Transcribe each of the records below exactly, excluding all pictures.

→ **Exercise material**
........

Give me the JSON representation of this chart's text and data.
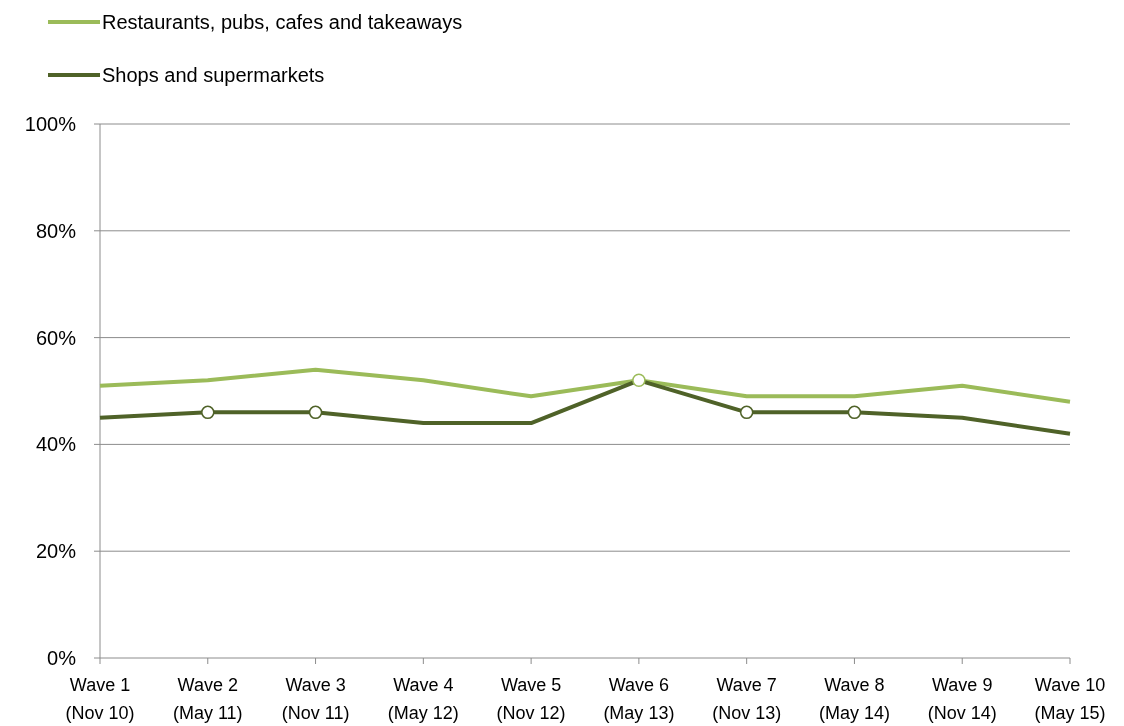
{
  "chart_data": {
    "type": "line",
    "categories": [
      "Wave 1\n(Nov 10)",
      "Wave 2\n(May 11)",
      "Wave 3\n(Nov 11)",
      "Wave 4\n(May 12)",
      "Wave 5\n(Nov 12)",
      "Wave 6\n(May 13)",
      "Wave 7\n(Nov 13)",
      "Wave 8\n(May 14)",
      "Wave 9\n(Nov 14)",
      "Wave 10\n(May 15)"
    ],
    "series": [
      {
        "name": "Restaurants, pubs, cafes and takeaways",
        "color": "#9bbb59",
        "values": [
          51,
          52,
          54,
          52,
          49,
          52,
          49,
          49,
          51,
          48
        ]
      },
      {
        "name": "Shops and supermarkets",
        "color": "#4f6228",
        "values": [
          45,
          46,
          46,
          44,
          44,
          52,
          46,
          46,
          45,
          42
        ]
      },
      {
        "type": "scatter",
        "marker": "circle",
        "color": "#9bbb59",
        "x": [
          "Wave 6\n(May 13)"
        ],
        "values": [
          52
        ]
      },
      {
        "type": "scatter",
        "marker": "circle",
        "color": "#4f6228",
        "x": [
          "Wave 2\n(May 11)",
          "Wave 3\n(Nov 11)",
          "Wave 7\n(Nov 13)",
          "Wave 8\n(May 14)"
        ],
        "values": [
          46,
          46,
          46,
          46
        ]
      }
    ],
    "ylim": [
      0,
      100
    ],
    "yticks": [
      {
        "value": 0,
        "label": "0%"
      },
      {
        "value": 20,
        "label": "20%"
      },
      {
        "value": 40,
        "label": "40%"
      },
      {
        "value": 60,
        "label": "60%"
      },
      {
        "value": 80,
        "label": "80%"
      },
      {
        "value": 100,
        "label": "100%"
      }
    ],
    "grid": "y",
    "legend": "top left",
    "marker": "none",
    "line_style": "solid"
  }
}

........

→ **Solution for this exercise**
Give me the JSON representation of this chart's text and data.
{
  "chart_data": {
    "type": "line",
    "categories": [
      "Wave 1\n(Nov 10)",
      "Wave 2\n(May 11)",
      "Wave 3\n(Nov 11)",
      "Wave 4\n(May 12)",
      "Wave 5\n(Nov 12)",
      "Wave 6\n(May 13)",
      "Wave 7\n(Nov 13)",
      "Wave 8\n(May 14)",
      "Wave 9\n(Nov 14)",
      "Wave 10\n(May 15)"
    ],
    "series": [
      {
        "name": "Restaurants, pubs, cafes and takeaways",
        "color": "#9bbb59",
        "values": [
          51,
          52,
          54,
          52,
          49,
          52,
          49,
          49,
          51,
          48
        ]
      },
      {
        "name": "Shops and supermarkets",
        "color": "#4f6228",
        "values": [
          45,
          46,
          46,
          44,
          44,
          52,
          46,
          46,
          45,
          42
        ]
      },
      {
        "type": "scatter",
        "marker": "circle",
        "color": "#9bbb59",
        "x": [
          "Wave 6\n(May 13)"
        ],
        "values": [
          52
        ]
      },
      {
        "type": "scatter",
        "marker": "circle",
        "color": "#4f6228",
        "x": [
          "Wave 2\n(May 11)",
          "Wave 3\n(Nov 11)",
          "Wave 7\n(Nov 13)",
          "Wave 8\n(May 14)"
        ],
        "values": [
          46,
          46,
          46,
          46
        ]
      }
    ],
    "ylim": [
      0,
      100
    ],
    "yticks": [
      {
        "value": 0,
        "label": "0%"
      },
      {
        "value": 20,
        "label": "20%"
      },
      {
        "value": 40,
        "label": "40%"
      },
      {
        "value": 60,
        "label": "60%"
      },
      {
        "value": 80,
        "label": "80%"
      },
      {
        "value": 100,
        "label": "100%"
      }
    ],
    "grid": "y",
    "legend": "top left",
    "marker": "none",
    "line_style": "solid"
  }
}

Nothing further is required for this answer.